**Records for this task**
:::::

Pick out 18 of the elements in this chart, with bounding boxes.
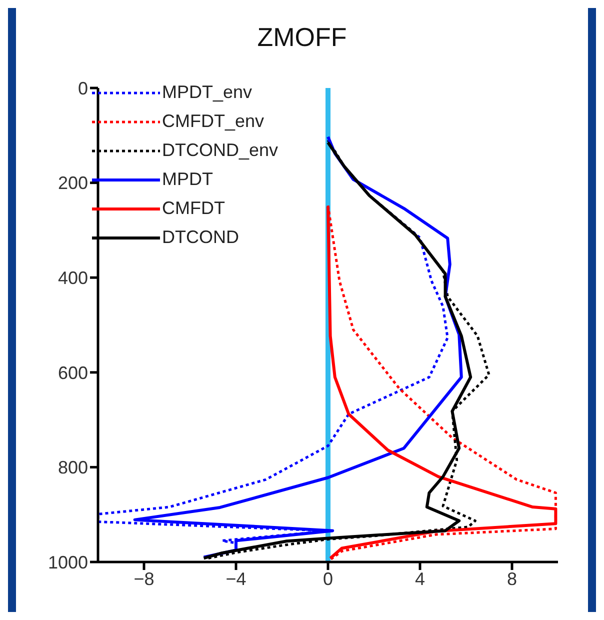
x-tick-label: −8	[134, 568, 154, 589]
legend-label: DTCOND_env	[162, 140, 278, 161]
chart-title: ZMOFF	[256, 21, 348, 52]
y-tick-label: 200	[58, 173, 88, 194]
legend-label: MPDT	[162, 169, 213, 190]
x-tick-label: 4	[414, 568, 426, 589]
x-tick-label: −4	[226, 568, 246, 589]
legend-label: CMFDT	[162, 198, 225, 219]
x-tick-label: 8	[506, 568, 518, 589]
y-tick-label: 0	[78, 78, 88, 98]
y-tick-label: 400	[58, 268, 88, 288]
y-tick-label: 600	[58, 362, 88, 383]
x-tick-label: 0	[322, 568, 334, 589]
legend-label: CMFDT_env	[162, 111, 264, 132]
y-tick-label: 800	[58, 458, 88, 478]
legend-label: MPDT_env	[162, 82, 252, 103]
legend-label: DTCOND	[162, 227, 239, 248]
y-tick-label: 1000	[48, 552, 88, 572]
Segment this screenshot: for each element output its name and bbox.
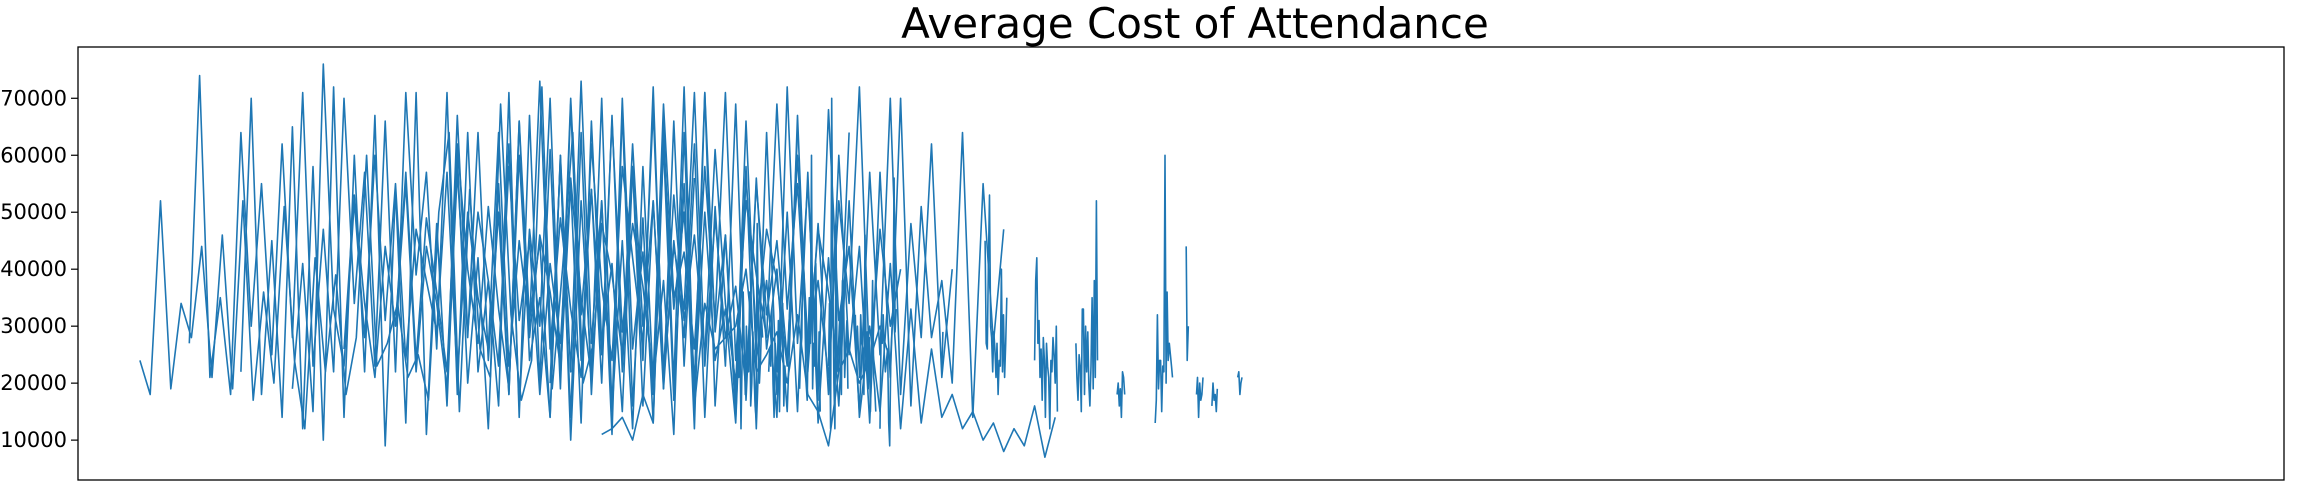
- series-line-segment: [1185, 246, 1190, 362]
- series-line-segment: [1195, 376, 1204, 419]
- series-line-segment: [1033, 256, 1059, 430]
- series-line-segment: [736, 222, 764, 430]
- y-tick-label: 30000: [0, 314, 67, 338]
- series-line-segment: [240, 86, 747, 447]
- series-line-segment: [941, 331, 944, 372]
- y-tick-label: 20000: [0, 371, 67, 395]
- series-line-segment: [1211, 382, 1219, 413]
- y-tick-label: 50000: [0, 200, 67, 224]
- series-line-segment: [767, 302, 787, 419]
- y-tick-label: 40000: [0, 257, 67, 281]
- series-layer: [139, 63, 1243, 459]
- y-tick-label: 10000: [0, 428, 67, 452]
- chart-title: Average Cost of Attendance: [901, 0, 1489, 48]
- series-line-segment: [1075, 200, 1099, 413]
- y-axis: 10000 20000 30000 40000 50000 60000 70000: [0, 86, 78, 452]
- series-line-segment: [879, 177, 897, 447]
- y-tick-label: 60000: [0, 143, 67, 167]
- series-line-segment: [984, 194, 1008, 396]
- plot-area-frame: [77, 46, 2285, 481]
- series-line-segment: [1236, 370, 1243, 396]
- series-line-segment: [854, 234, 877, 413]
- y-tick-label: 70000: [0, 86, 67, 110]
- series-line-segment: [827, 97, 849, 430]
- series-line-segment: [798, 154, 821, 412]
- series-line-segment: [1154, 154, 1174, 424]
- series-line-segment: [1116, 370, 1126, 419]
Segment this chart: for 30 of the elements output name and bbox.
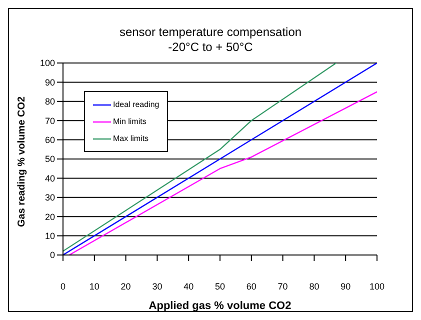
y-tick-label: 10 [44, 230, 55, 241]
y-tick-label: 20 [44, 212, 55, 222]
chart-subtitle: -20°C to + 50°C [167, 40, 254, 55]
x-axis-title: Applied gas % volume CO2 [148, 300, 292, 312]
x-tick-label: 30 [152, 281, 162, 292]
line-series [68, 91, 377, 255]
x-tick-label: 70 [278, 281, 288, 292]
x-tick-label: 50 [214, 281, 226, 292]
x-tick-label: 60 [246, 281, 256, 292]
y-axis-title: Gas reading % volume CO2 [16, 96, 28, 227]
legend-label: Min limits [113, 117, 146, 126]
y-tick-label: 30 [44, 192, 55, 203]
y-tick-label: 60 [44, 134, 55, 145]
chart-title: sensor temperature compensation [118, 25, 303, 40]
y-tick-label: 80 [44, 96, 55, 107]
x-tick-label: 80 [309, 281, 320, 292]
y-tick-label: 0 [50, 250, 55, 260]
legend-label: Ideal reading [113, 100, 160, 109]
y-tick-label: 100 [40, 58, 55, 68]
x-tick-label: 100 [369, 281, 385, 292]
y-tick-label: 70 [44, 116, 55, 126]
x-tick-label: 40 [184, 281, 194, 292]
x-tick-label: 90 [340, 281, 351, 292]
legend-label: Max limits [113, 134, 149, 143]
x-tick-label: 10 [89, 281, 100, 292]
x-tick-label: 20 [120, 281, 131, 292]
y-tick-label: 40 [44, 173, 55, 184]
y-tick-label: 90 [44, 77, 55, 88]
x-tick-label: 0 [60, 281, 66, 292]
y-tick-label: 50 [44, 154, 55, 164]
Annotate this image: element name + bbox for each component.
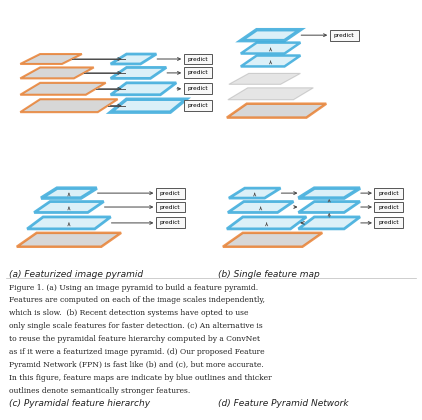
Text: (c) Pyramidal feature hierarchy: (c) Pyramidal feature hierarchy [9, 399, 151, 408]
FancyBboxPatch shape [184, 68, 213, 79]
Polygon shape [20, 54, 82, 64]
Polygon shape [34, 202, 104, 213]
FancyBboxPatch shape [184, 100, 213, 111]
Text: only single scale features for faster detection. (c) An alternative is: only single scale features for faster de… [9, 322, 263, 330]
Text: (d) Feature Pyramid Network: (d) Feature Pyramid Network [218, 399, 349, 408]
Text: predict: predict [188, 57, 208, 61]
Text: predict: predict [379, 191, 399, 196]
Text: outlines denote semantically stronger features.: outlines denote semantically stronger fe… [9, 387, 191, 395]
Polygon shape [111, 68, 166, 79]
Polygon shape [298, 188, 360, 198]
FancyBboxPatch shape [374, 202, 403, 213]
Text: predict: predict [188, 86, 208, 91]
Polygon shape [20, 68, 94, 79]
Text: In this figure, feature maps are indicate by blue outlines and thicker: In this figure, feature maps are indicat… [9, 374, 272, 382]
Polygon shape [298, 217, 360, 229]
FancyBboxPatch shape [156, 202, 185, 213]
Polygon shape [20, 83, 106, 95]
FancyBboxPatch shape [184, 53, 213, 64]
Text: predict: predict [334, 33, 354, 38]
Text: (b) Single feature map: (b) Single feature map [218, 270, 320, 278]
Text: predict: predict [379, 220, 399, 226]
FancyBboxPatch shape [374, 188, 403, 199]
Text: (a) Featurized image pyramid: (a) Featurized image pyramid [9, 270, 143, 278]
FancyBboxPatch shape [330, 30, 359, 41]
Text: Pyramid Network (FPN) is fast like (b) and (c), but more accurate.: Pyramid Network (FPN) is fast like (b) a… [9, 361, 264, 369]
Polygon shape [41, 188, 97, 198]
Polygon shape [27, 217, 111, 229]
Polygon shape [228, 88, 313, 100]
Polygon shape [298, 202, 360, 213]
FancyBboxPatch shape [156, 218, 185, 228]
Text: as if it were a featurized image pyramid. (d) Our proposed Feature: as if it were a featurized image pyramid… [9, 348, 265, 356]
FancyBboxPatch shape [374, 218, 403, 228]
Polygon shape [229, 188, 281, 198]
Polygon shape [241, 42, 300, 53]
Text: predict: predict [160, 205, 181, 210]
Polygon shape [223, 233, 322, 247]
Text: Figure 1. (a) Using an image pyramid to build a feature pyramid.: Figure 1. (a) Using an image pyramid to … [9, 284, 258, 291]
Polygon shape [229, 74, 300, 84]
Text: Features are computed on each of the image scales independently,: Features are computed on each of the ima… [9, 297, 265, 304]
FancyBboxPatch shape [156, 188, 185, 199]
FancyBboxPatch shape [184, 83, 213, 94]
Text: predict: predict [160, 191, 181, 196]
Text: predict: predict [379, 205, 399, 210]
Polygon shape [241, 30, 300, 41]
Text: predict: predict [160, 220, 181, 226]
Polygon shape [20, 99, 118, 112]
Text: to reuse the pyramidal feature hierarchy computed by a ConvNet: to reuse the pyramidal feature hierarchy… [9, 335, 260, 343]
Polygon shape [227, 217, 306, 229]
Polygon shape [111, 83, 176, 95]
Polygon shape [111, 54, 157, 64]
Polygon shape [111, 99, 186, 112]
Polygon shape [227, 104, 326, 118]
Text: predict: predict [188, 71, 208, 76]
Polygon shape [228, 202, 293, 213]
Polygon shape [241, 55, 300, 66]
Text: which is slow.  (b) Recent detection systems have opted to use: which is slow. (b) Recent detection syst… [9, 310, 249, 318]
Polygon shape [17, 233, 121, 247]
Text: predict: predict [188, 103, 208, 108]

:::::

Reproduce verbatim the lines of the data beginning at the line that contains "- series-line-segment: [1185, 246, 1190, 362]" and stopping after the line that contains "- series-line-segment: [1236, 370, 1243, 396]".

**Solution for this task**
- series-line-segment: [1185, 246, 1190, 362]
- series-line-segment: [1195, 376, 1204, 419]
- series-line-segment: [1033, 256, 1059, 430]
- series-line-segment: [736, 222, 764, 430]
- y-tick-label: 30000: [0, 314, 67, 338]
- series-line-segment: [240, 86, 747, 447]
- series-line-segment: [941, 331, 944, 372]
- y-tick-label: 20000: [0, 371, 67, 395]
- series-line-segment: [1211, 382, 1219, 413]
- y-tick-label: 50000: [0, 200, 67, 224]
- series-line-segment: [767, 302, 787, 419]
- y-tick-label: 40000: [0, 257, 67, 281]
- series-layer: [139, 63, 1243, 459]
- y-tick-label: 10000: [0, 428, 67, 452]
- chart-title: Average Cost of Attendance: [901, 0, 1489, 48]
- series-line-segment: [1075, 200, 1099, 413]
- y-axis: 10000 20000 30000 40000 50000 60000 70000: [0, 86, 78, 452]
- series-line-segment: [879, 177, 897, 447]
- y-tick-label: 60000: [0, 143, 67, 167]
- series-line-segment: [984, 194, 1008, 396]
- plot-area-frame: [77, 46, 2285, 481]
- series-line-segment: [1236, 370, 1243, 396]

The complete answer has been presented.